• _What to do_: Extract each line containing the string "JSON".

## begin Records to use

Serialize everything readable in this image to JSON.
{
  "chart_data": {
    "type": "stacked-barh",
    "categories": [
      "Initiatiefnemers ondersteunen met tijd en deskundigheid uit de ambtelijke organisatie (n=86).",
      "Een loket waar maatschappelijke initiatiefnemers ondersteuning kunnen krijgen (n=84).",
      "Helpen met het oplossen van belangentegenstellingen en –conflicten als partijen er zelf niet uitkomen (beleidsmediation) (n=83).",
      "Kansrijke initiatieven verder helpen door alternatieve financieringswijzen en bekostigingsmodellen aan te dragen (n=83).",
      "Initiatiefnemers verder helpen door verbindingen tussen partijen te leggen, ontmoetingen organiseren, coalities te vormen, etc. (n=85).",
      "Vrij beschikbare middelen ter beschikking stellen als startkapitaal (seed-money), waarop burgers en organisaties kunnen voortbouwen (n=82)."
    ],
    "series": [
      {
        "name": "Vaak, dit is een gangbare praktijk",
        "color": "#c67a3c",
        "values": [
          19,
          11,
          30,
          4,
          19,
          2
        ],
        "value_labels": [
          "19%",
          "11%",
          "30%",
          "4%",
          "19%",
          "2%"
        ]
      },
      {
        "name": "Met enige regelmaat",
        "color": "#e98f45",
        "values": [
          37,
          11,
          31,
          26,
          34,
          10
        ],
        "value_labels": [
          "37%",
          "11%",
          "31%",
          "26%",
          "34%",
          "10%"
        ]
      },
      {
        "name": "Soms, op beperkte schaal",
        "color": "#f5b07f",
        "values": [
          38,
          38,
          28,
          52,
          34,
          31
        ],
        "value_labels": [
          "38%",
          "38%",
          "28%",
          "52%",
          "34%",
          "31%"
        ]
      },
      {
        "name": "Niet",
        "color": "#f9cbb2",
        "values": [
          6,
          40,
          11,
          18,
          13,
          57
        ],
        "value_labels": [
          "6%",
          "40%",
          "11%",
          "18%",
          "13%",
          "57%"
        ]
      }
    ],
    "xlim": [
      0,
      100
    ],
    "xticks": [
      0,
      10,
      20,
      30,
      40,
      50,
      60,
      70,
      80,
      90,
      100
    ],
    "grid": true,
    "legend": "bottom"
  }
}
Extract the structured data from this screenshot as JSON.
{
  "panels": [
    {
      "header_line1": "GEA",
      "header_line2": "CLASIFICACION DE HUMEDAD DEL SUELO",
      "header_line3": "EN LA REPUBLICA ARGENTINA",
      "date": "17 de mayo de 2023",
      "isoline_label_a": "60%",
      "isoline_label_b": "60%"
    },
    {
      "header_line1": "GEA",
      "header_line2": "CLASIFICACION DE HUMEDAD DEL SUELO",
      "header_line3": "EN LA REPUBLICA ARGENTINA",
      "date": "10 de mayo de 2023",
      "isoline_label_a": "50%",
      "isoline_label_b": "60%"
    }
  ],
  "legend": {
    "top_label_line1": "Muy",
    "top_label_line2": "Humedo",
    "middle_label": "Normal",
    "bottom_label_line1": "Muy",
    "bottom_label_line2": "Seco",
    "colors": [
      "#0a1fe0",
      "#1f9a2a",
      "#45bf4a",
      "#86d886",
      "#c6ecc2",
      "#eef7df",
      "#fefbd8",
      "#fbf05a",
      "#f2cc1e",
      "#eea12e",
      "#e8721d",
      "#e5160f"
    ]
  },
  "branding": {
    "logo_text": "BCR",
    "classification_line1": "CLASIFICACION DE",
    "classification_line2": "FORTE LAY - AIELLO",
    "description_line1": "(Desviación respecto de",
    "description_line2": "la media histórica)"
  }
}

## end Records to use

• _Answer to this task_:
Serialize everything readable in this image to JSON.
Extract the structured data from this screenshot as JSON.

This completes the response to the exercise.